Data entries:
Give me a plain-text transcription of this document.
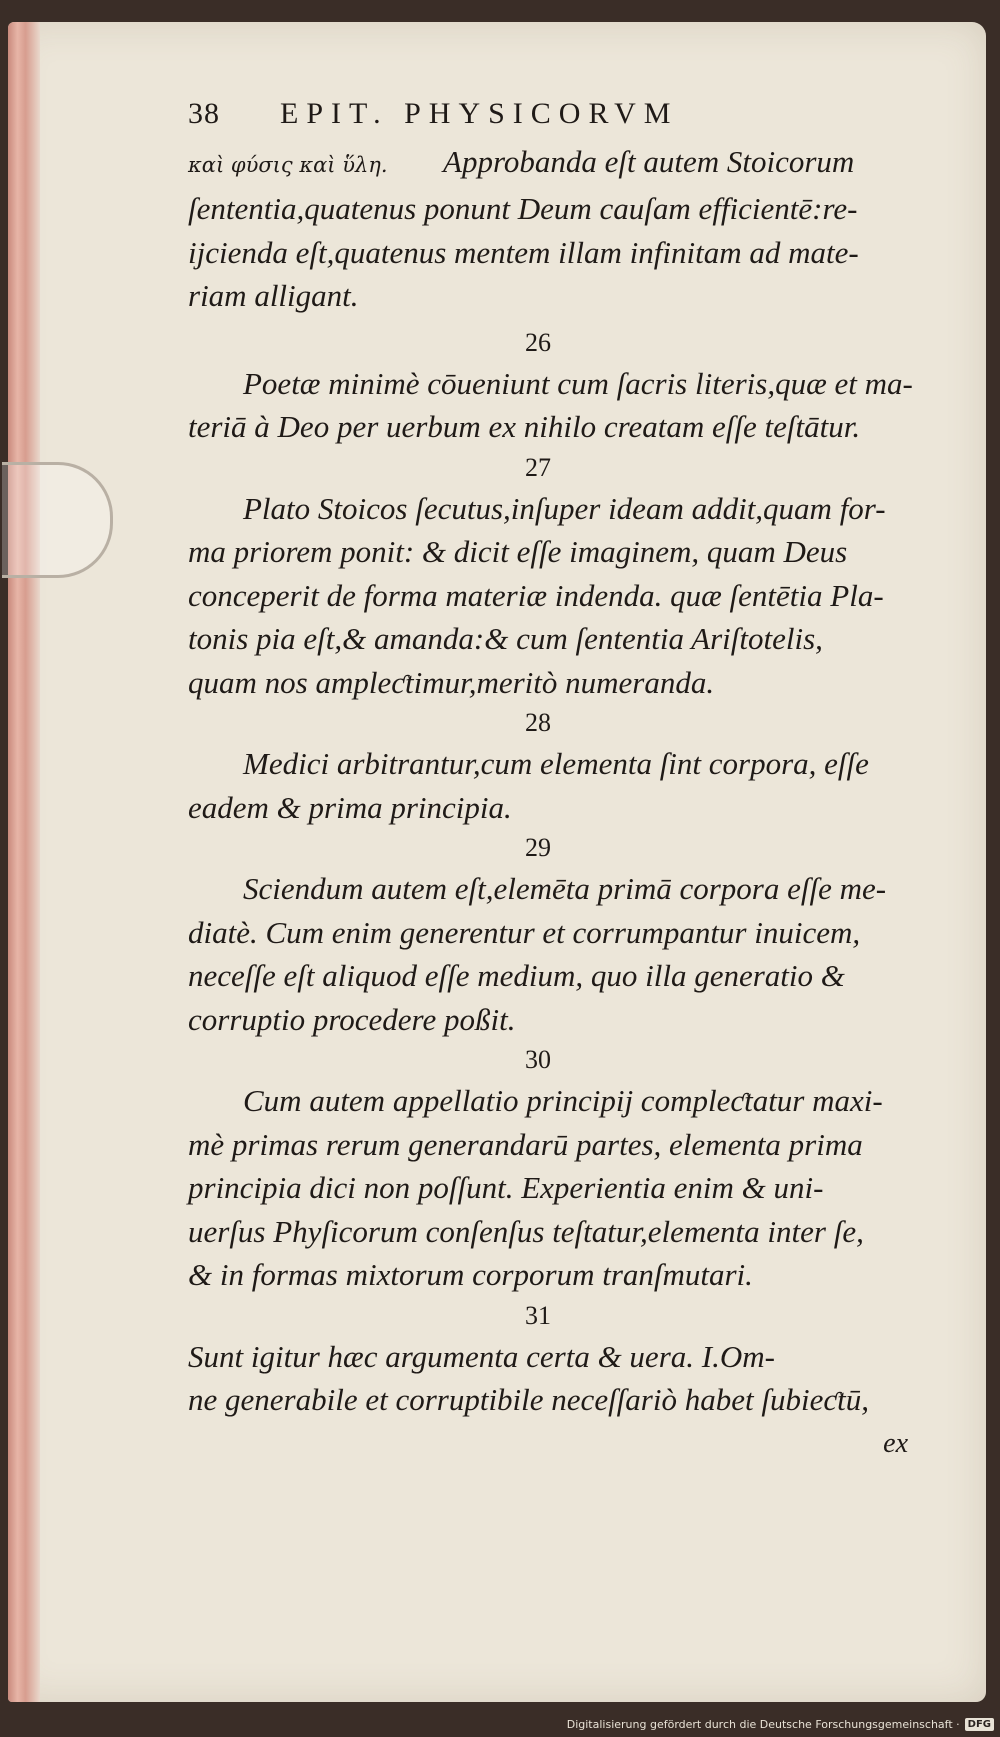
38	EPIT. PHYSICORVM
καὶ φύσις καὶ ὕλη. Approbanda eſt autem Stoicorum
ſententia,quatenus ponunt Deum cauſam efficientē:re-
ijcienda eſt,quatenus mentem illam infinitam ad mate-
riam alligant.
26
Poetæ minimè cōueniunt cum ſacris literis,quæ et ma-
teriā à Deo per uerbum ex nihilo creatam eſſe teſtātur.
27
Plato Stoicos ſecutus,inſuper ideam addit,quam for-
ma priorem ponit: & dicit eſſe imaginem, quam Deus
conceperit de forma materiæ indenda. quæ ſentētia Pla-
tonis pia eſt,& amanda:& cum ſententia Ariſtotelis,
quam nos ampleƈtimur,meritò numeranda.
28
Medici arbitrantur,cum elementa ſint corpora, eſſe
eadem & prima principia.
29
Sciendum autem eſt,elemēta primā corpora eſſe me-
diatè. Cum enim generentur et corrumpantur inuicem,
neceſſe eſt aliquod eſſe medium, quo illa generatio &
corruptio procedere poßit.
30
Cum autem appellatio principij compleƈtatur maxi-
mè primas rerum generandarū partes, elementa prima
principia dici non poſſunt. Experientia enim & uni-
uerſus Phyſicorum conſenſus teſtatur,elementa inter ſe,
& in formas mixtorum corporum tranſmutari.
31
Sunt igitur hæc argumenta certa & uera. I.Om-
ne generabile et corruptibile neceſſariò habet ſubieƈtū,
ex
Digitalisierung gefördert durch die Deutsche Forschungsgemeinschaft · DFG
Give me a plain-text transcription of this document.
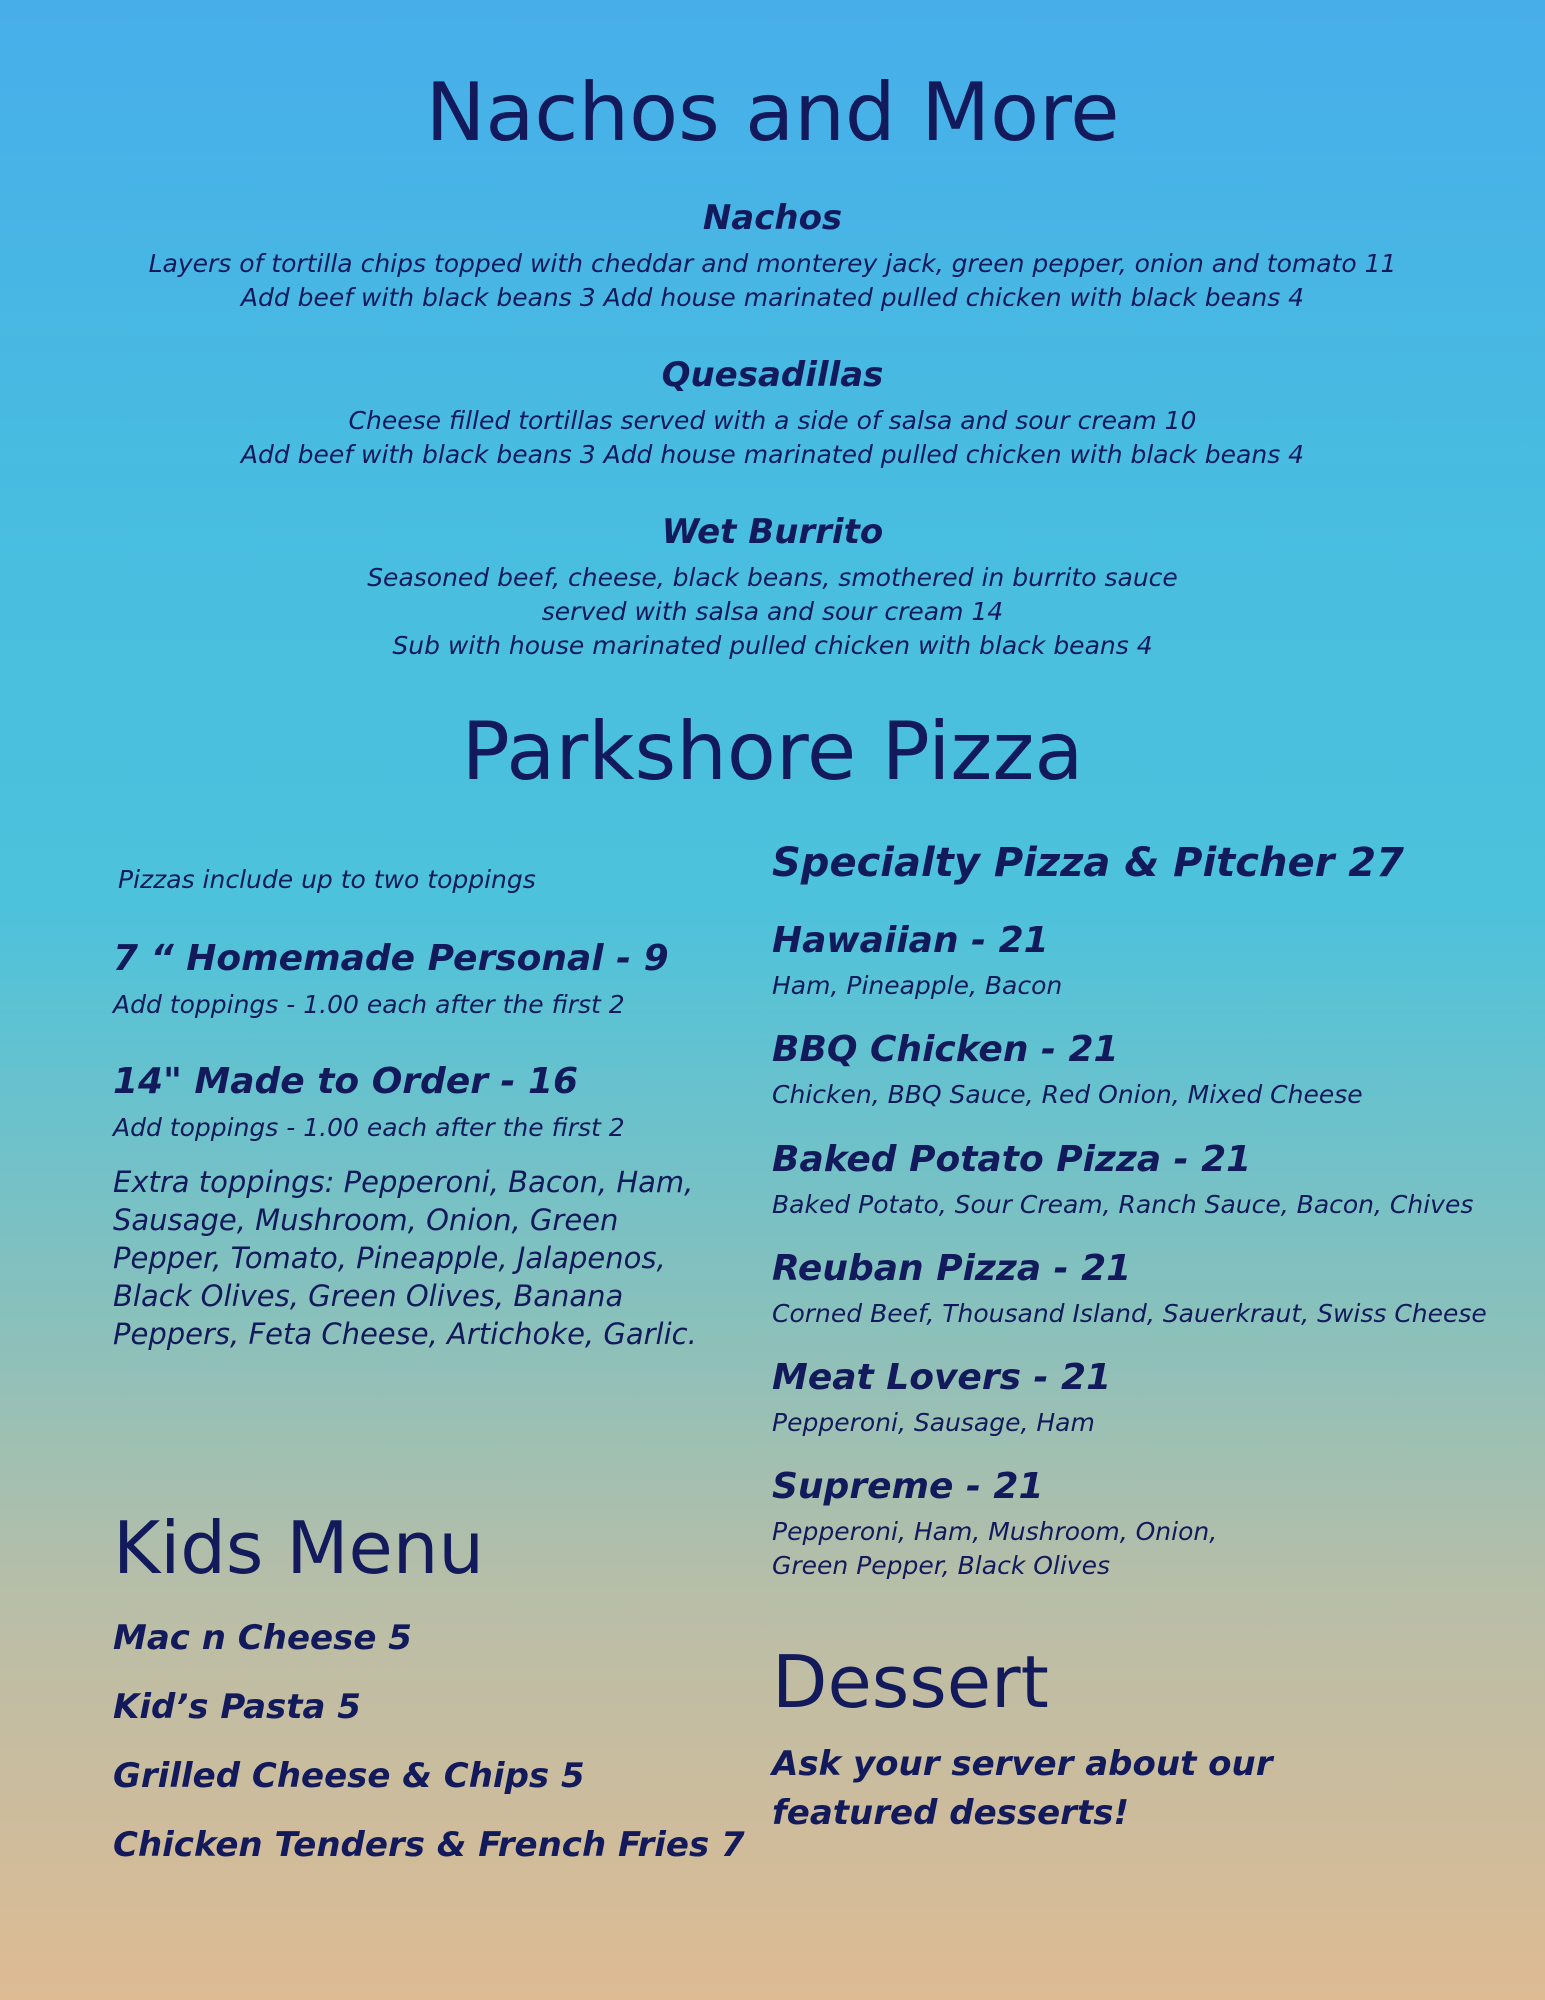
Nachos and More
Nachos
Layers of tortilla chips topped with cheddar and monterey jack, green pepper, onion and tomato 11
Add beef with black beans 3 Add house marinated pulled chicken with black beans 4
Quesadillas
Cheese filled tortillas served with a side of salsa and sour cream 10
Add beef with black beans 3 Add house marinated pulled chicken with black beans 4
Wet Burrito
Seasoned beef, cheese, black beans, smothered in burrito sauce
served with salsa and sour cream 14
Sub with house marinated pulled chicken with black beans 4
Parkshore Pizza
Pizzas include up to two toppings
7 “ Homemade Personal - 9
Add toppings - 1.00 each after the first 2
14" Made to Order - 16
Add toppings - 1.00 each after the first 2
Extra toppings: Pepperoni, Bacon, Ham,
Sausage, Mushroom, Onion, Green
Pepper, Tomato, Pineapple, Jalapenos,
Black Olives, Green Olives, Banana
Peppers, Feta Cheese, Artichoke, Garlic.
Specialty Pizza & Pitcher 27
Hawaiian - 21
Ham, Pineapple, Bacon
BBQ Chicken - 21
Chicken, BBQ Sauce, Red Onion, Mixed Cheese
Baked Potato Pizza - 21
Baked Potato, Sour Cream, Ranch Sauce, Bacon, Chives
Reuban Pizza - 21
Corned Beef, Thousand Island, Sauerkraut, Swiss Cheese
Meat Lovers - 21
Pepperoni, Sausage, Ham
Supreme - 21
Pepperoni, Ham, Mushroom, Onion,
Green Pepper, Black Olives
Kids Menu
Mac n Cheese 5
Kid’s Pasta 5
Grilled Cheese & Chips 5
Chicken Tenders & French Fries 7
Dessert
Ask your server about our
featured desserts!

WHAT YOU SHOULD DO →
Reproduce the material in full, word for word, and omit the pictures.

FINAL RESULT →
Give me a plain-text transcription of this document.
38	EPIT. PHYSICORVM
καὶ φύσις καὶ ὕλη. Approbanda eſt autem Stoicorum
ſententia,quatenus ponunt Deum cauſam efficientē:re-
ijcienda eſt,quatenus mentem illam infinitam ad mate-
riam alligant.
26
Poetæ minimè cōueniunt cum ſacris literis,quæ et ma-
teriā à Deo per uerbum ex nihilo creatam eſſe teſtātur.
27
Plato Stoicos ſecutus,inſuper ideam addit,quam for-
ma priorem ponit: & dicit eſſe imaginem, quam Deus
conceperit de forma materiæ indenda. quæ ſentētia Pla-
tonis pia eſt,& amanda:& cum ſententia Ariſtotelis,
quam nos ampleƈtimur,meritò numeranda.
28
Medici arbitrantur,cum elementa ſint corpora, eſſe
eadem & prima principia.
29
Sciendum autem eſt,elemēta primā corpora eſſe me-
diatè. Cum enim generentur et corrumpantur inuicem,
neceſſe eſt aliquod eſſe medium, quo illa generatio &
corruptio procedere poßit.
30
Cum autem appellatio principij compleƈtatur maxi-
mè primas rerum generandarū partes, elementa prima
principia dici non poſſunt. Experientia enim & uni-
uerſus Phyſicorum conſenſus teſtatur,elementa inter ſe,
& in formas mixtorum corporum tranſmutari.
31
Sunt igitur hæc argumenta certa & uera. I.Om-
ne generabile et corruptibile neceſſariò habet ſubieƈtū,
ex
Digitalisierung gefördert durch die Deutsche Forschungsgemeinschaft · DFG
Give me a plain-text transcription of this document.
Nachos and More
Nachos
Layers of tortilla chips topped with cheddar and monterey jack, green pepper, onion and tomato 11
Add beef with black beans 3 Add house marinated pulled chicken with black beans 4
Quesadillas
Cheese filled tortillas served with a side of salsa and sour cream 10
Add beef with black beans 3 Add house marinated pulled chicken with black beans 4
Wet Burrito
Seasoned beef, cheese, black beans, smothered in burrito sauce
served with salsa and sour cream 14
Sub with house marinated pulled chicken with black beans 4
Parkshore Pizza
Pizzas include up to two toppings
7 “ Homemade Personal - 9
Add toppings - 1.00 each after the first 2
14" Made to Order - 16
Add toppings - 1.00 each after the first 2
Extra toppings: Pepperoni, Bacon, Ham,
Sausage, Mushroom, Onion, Green
Pepper, Tomato, Pineapple, Jalapenos,
Black Olives, Green Olives, Banana
Peppers, Feta Cheese, Artichoke, Garlic.
Specialty Pizza & Pitcher 27
Hawaiian - 21
Ham, Pineapple, Bacon
BBQ Chicken - 21
Chicken, BBQ Sauce, Red Onion, Mixed Cheese
Baked Potato Pizza - 21
Baked Potato, Sour Cream, Ranch Sauce, Bacon, Chives
Reuban Pizza - 21
Corned Beef, Thousand Island, Sauerkraut, Swiss Cheese
Meat Lovers - 21
Pepperoni, Sausage, Ham
Supreme - 21
Pepperoni, Ham, Mushroom, Onion,
Green Pepper, Black Olives
Kids Menu
Mac n Cheese 5
Kid’s Pasta 5
Grilled Cheese & Chips 5
Chicken Tenders & French Fries 7
Dessert
Ask your server about our
featured desserts!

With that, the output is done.